▶ _Given task_
Without including any pictures, write out the listing below exactly.

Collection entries
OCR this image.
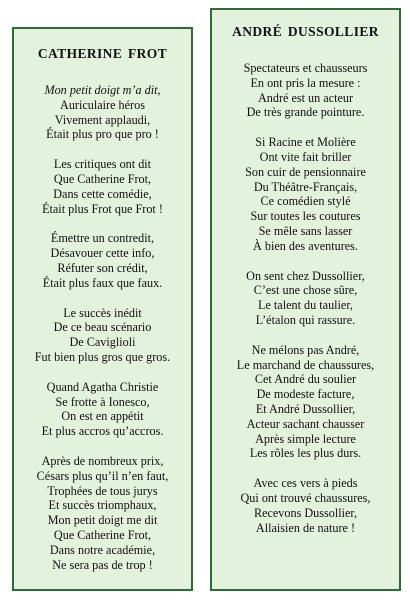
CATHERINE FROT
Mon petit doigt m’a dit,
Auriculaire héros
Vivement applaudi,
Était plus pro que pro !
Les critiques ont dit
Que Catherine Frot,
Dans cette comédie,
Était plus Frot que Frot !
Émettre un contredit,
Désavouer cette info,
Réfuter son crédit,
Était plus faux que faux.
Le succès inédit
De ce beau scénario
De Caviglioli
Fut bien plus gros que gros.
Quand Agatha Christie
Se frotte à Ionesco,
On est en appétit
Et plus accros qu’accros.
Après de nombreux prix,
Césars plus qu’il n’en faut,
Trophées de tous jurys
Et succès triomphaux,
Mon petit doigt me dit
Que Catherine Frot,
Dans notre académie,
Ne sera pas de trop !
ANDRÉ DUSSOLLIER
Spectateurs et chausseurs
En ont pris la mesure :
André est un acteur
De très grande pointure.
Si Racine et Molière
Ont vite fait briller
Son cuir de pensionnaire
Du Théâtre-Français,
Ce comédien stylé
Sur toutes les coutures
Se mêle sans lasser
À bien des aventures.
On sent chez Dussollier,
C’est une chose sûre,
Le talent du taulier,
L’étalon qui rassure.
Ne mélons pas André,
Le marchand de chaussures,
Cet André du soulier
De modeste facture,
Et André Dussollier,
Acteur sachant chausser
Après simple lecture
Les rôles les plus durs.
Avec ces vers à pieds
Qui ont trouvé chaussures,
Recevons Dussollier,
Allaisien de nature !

▶ _Answer to the exercise_
OCR this image.
CATHERINE FROT
Mon petit doigt m’a dit,
Auriculaire héros
Vivement applaudi,
Était plus pro que pro !
Les critiques ont dit
Que Catherine Frot,
Dans cette comédie,
Était plus Frot que Frot !
Émettre un contredit,
Désavouer cette info,
Réfuter son crédit,
Était plus faux que faux.
Le succès inédit
De ce beau scénario
De Caviglioli
Fut bien plus gros que gros.
Quand Agatha Christie
Se frotte à Ionesco,
On est en appétit
Et plus accros qu’accros.
Après de nombreux prix,
Césars plus qu’il n’en faut,
Trophées de tous jurys
Et succès triomphaux,
Mon petit doigt me dit
Que Catherine Frot,
Dans notre académie,
Ne sera pas de trop !
ANDRÉ DUSSOLLIER
Spectateurs et chausseurs
En ont pris la mesure :
André est un acteur
De très grande pointure.
Si Racine et Molière
Ont vite fait briller
Son cuir de pensionnaire
Du Théâtre-Français,
Ce comédien stylé
Sur toutes les coutures
Se mêle sans lasser
À bien des aventures.
On sent chez Dussollier,
C’est une chose sûre,
Le talent du taulier,
L’étalon qui rassure.
Ne mélons pas André,
Le marchand de chaussures,
Cet André du soulier
De modeste facture,
Et André Dussollier,
Acteur sachant chausser
Après simple lecture
Les rôles les plus durs.
Avec ces vers à pieds
Qui ont trouvé chaussures,
Recevons Dussollier,
Allaisien de nature !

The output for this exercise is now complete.